Check every line of the records below for the string "layer" and copy the ones that have it.

Records to use START

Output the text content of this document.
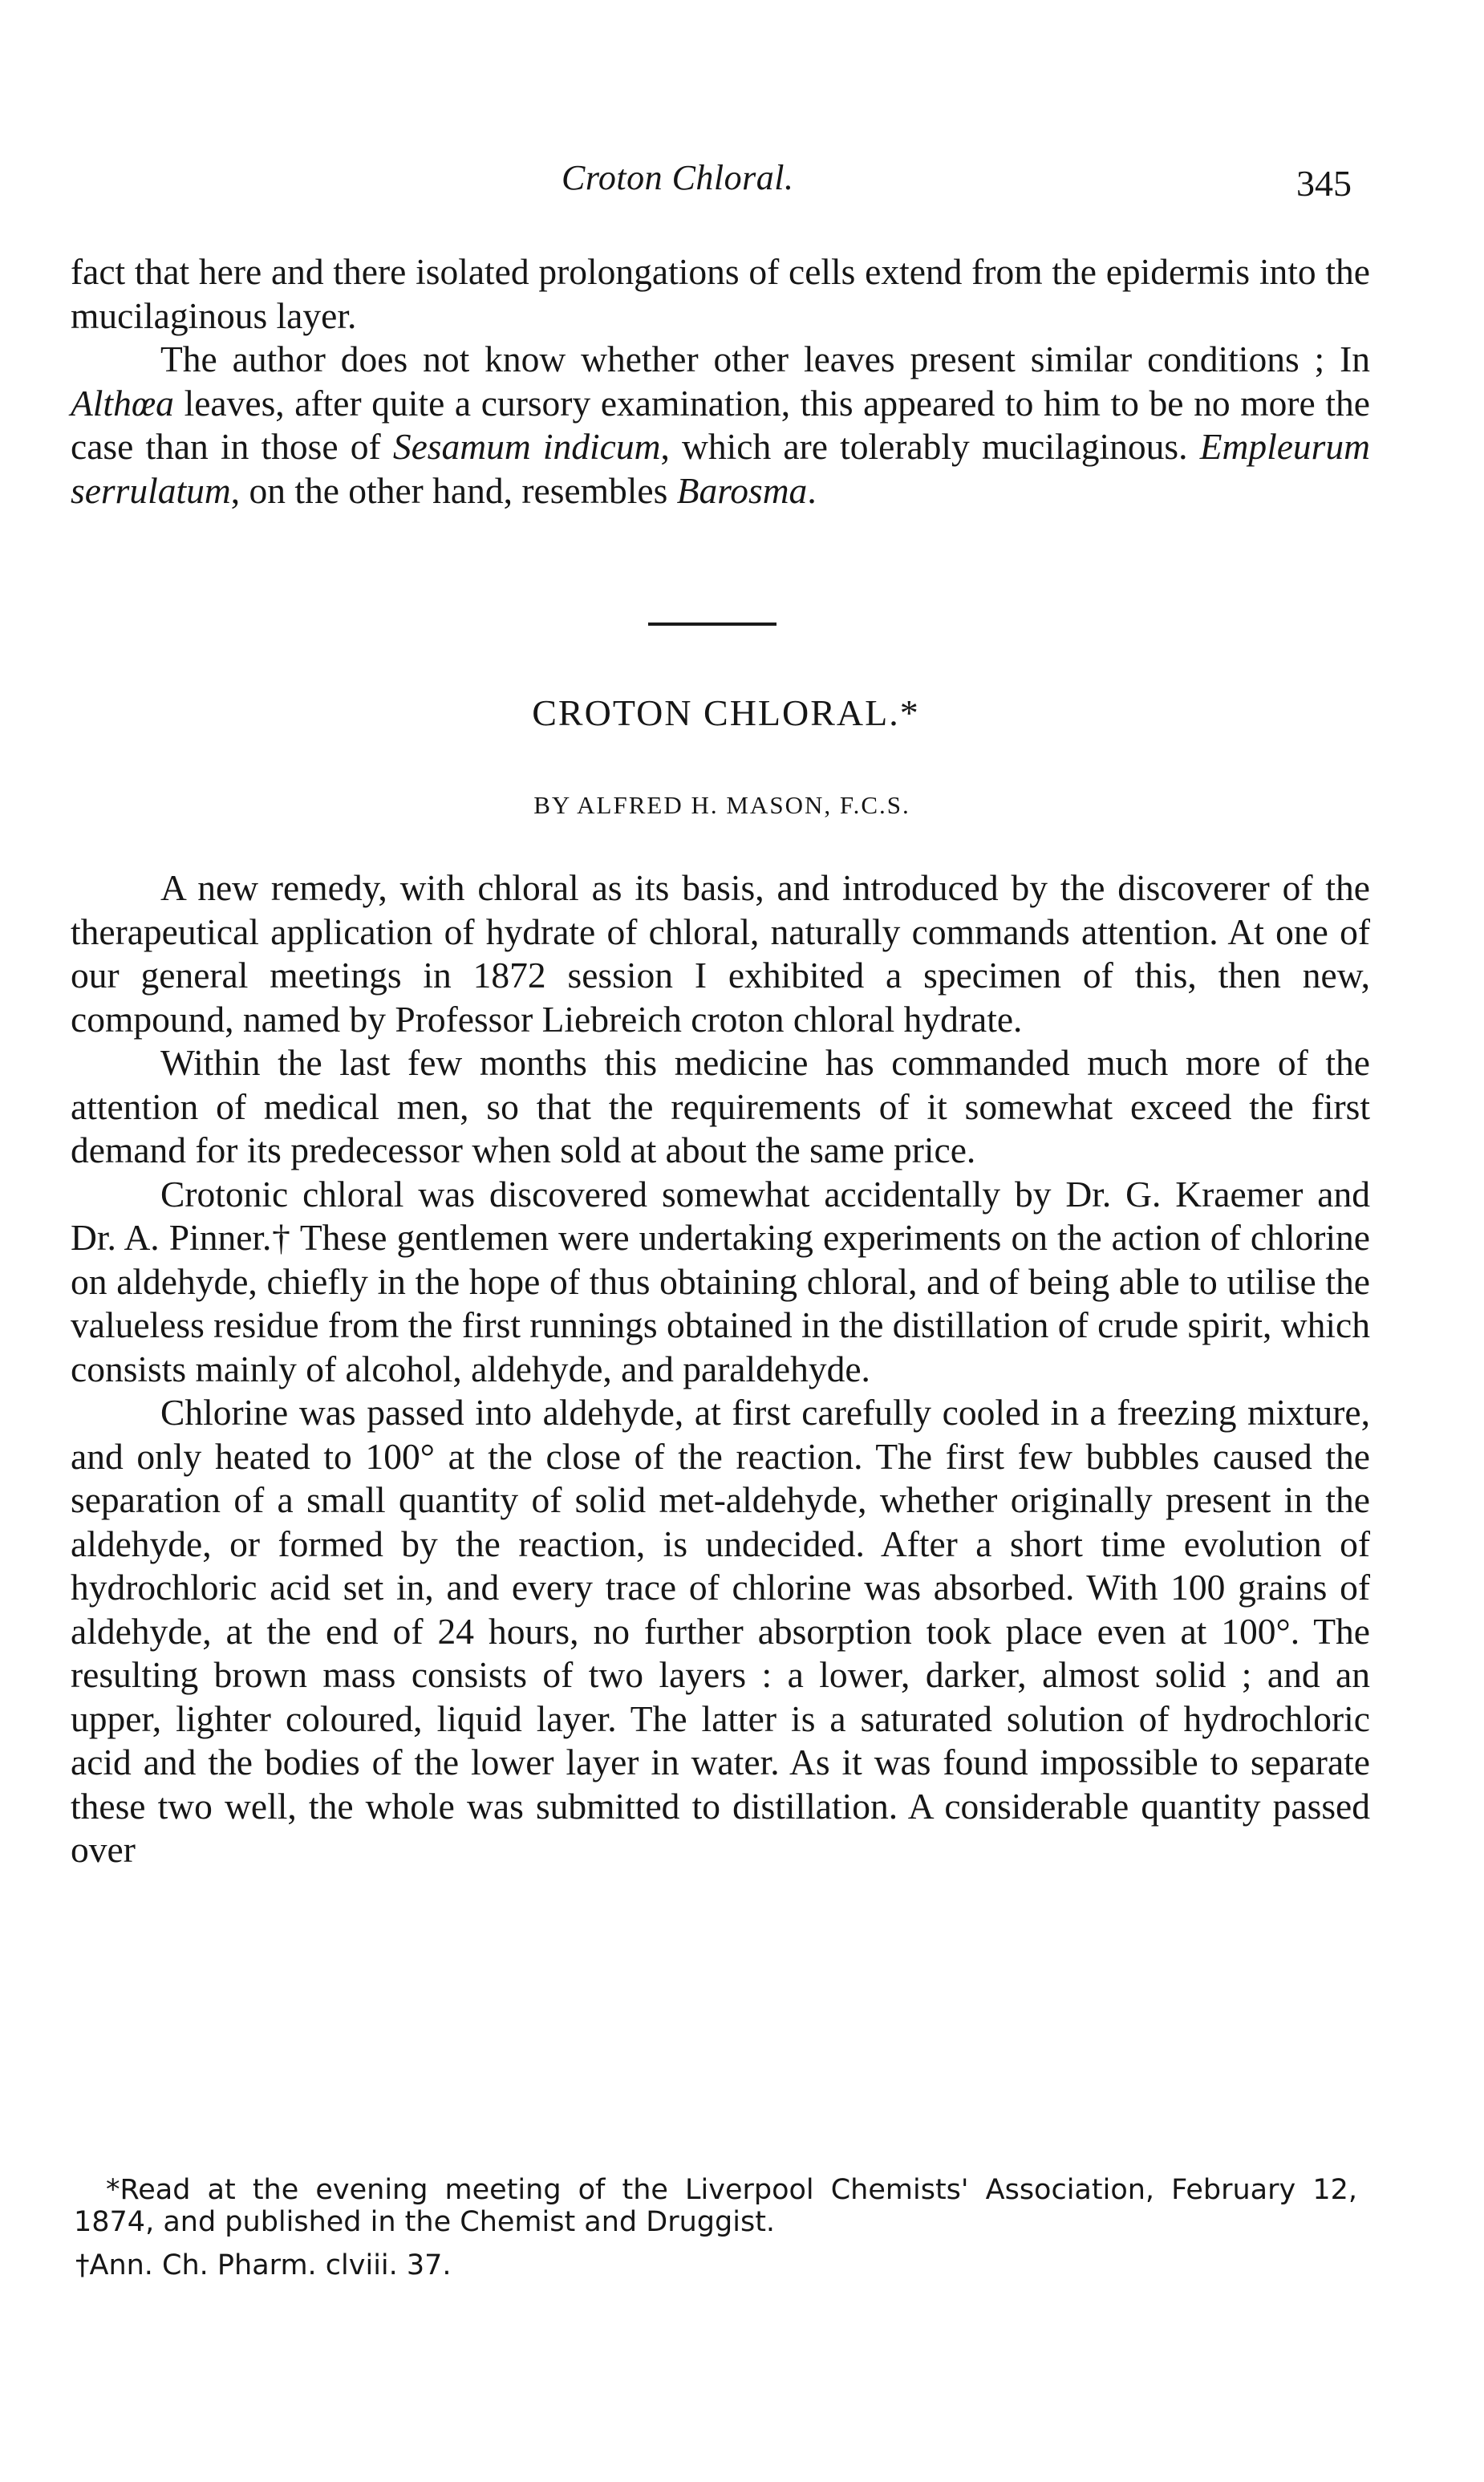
Croton Chloral.	345

fact that here and there isolated prolongations of cells extend from the epidermis into the mucilaginous layer.

The author does not know whether other leaves present similar conditions ; In Althœa leaves, after quite a cursory examination, this appeared to him to be no more the case than in those of Sesamum indicum, which are tolerably mucilaginous. Empleurum serrulatum, on the other hand, resembles Barosma.

CROTON CHLORAL.*
BY ALFRED H. MASON, F.C.S.

A new remedy, with chloral as its basis, and introduced by the discoverer of the therapeutical application of hydrate of chloral, naturally commands attention. At one of our general meetings in 1872 session I exhibited a specimen of this, then new, compound, named by Professor Liebreich croton chloral hydrate.

Within the last few months this medicine has commanded much more of the attention of medical men, so that the requirements of it somewhat exceed the first demand for its predecessor when sold at about the same price.

Crotonic chloral was discovered somewhat accidentally by Dr. G. Kraemer and Dr. A. Pinner.† These gentlemen were undertaking experiments on the action of chlorine on aldehyde, chiefly in the hope of thus obtaining chloral, and of being able to utilise the valueless residue from the first runnings obtained in the distillation of crude spirit, which consists mainly of alcohol, aldehyde, and paraldehyde.

Chlorine was passed into aldehyde, at first carefully cooled in a freezing mixture, and only heated to 100° at the close of the reaction. The first few bubbles caused the separation of a small quantity of solid met-aldehyde, whether originally present in the aldehyde, or formed by the reaction, is undecided. After a short time evolution of hydrochloric acid set in, and every trace of chlorine was absorbed. With 100 grains of aldehyde, at the end of 24 hours, no further absorption took place even at 100°. The resulting brown mass consists of two layers : a lower, darker, almost solid ; and an upper, lighter coloured, liquid layer. The latter is a saturated solution of hydrochloric acid and the bodies of the lower layer in water. As it was found impossible to separate these two well, the whole was submitted to distillation. A considerable quantity passed over

*Read at the evening meeting of the Liverpool Chemists' Association, February 12, 1874, and published in the Chemist and Druggist.

†Ann. Ch. Pharm. clviii. 37.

Records to use END

Solution
fact that here and there isolated prolongations of cells extend from the epidermis into the mucilaginous layer.
Chlorine was passed into aldehyde, at first carefully cooled in a freezing mixture, and only heated to 100° at the close of the reaction. The first few bubbles caused the separation of a small quantity of solid met-aldehyde, whether originally present in the aldehyde, or formed by the reaction, is undecided. After a short time evolution of hydrochloric acid set in, and every trace of chlorine was absorbed. With 100 grains of aldehyde, at the end of 24 hours, no further absorption took place even at 100°. The resulting brown mass consists of two layers : a lower, darker, almost solid ; and an upper, lighter coloured, liquid layer. The latter is a saturated solution of hydrochloric acid and the bodies of the lower layer in water. As it was found impossible to separate these two well, the whole was submitted to distillation. A considerable quantity passed over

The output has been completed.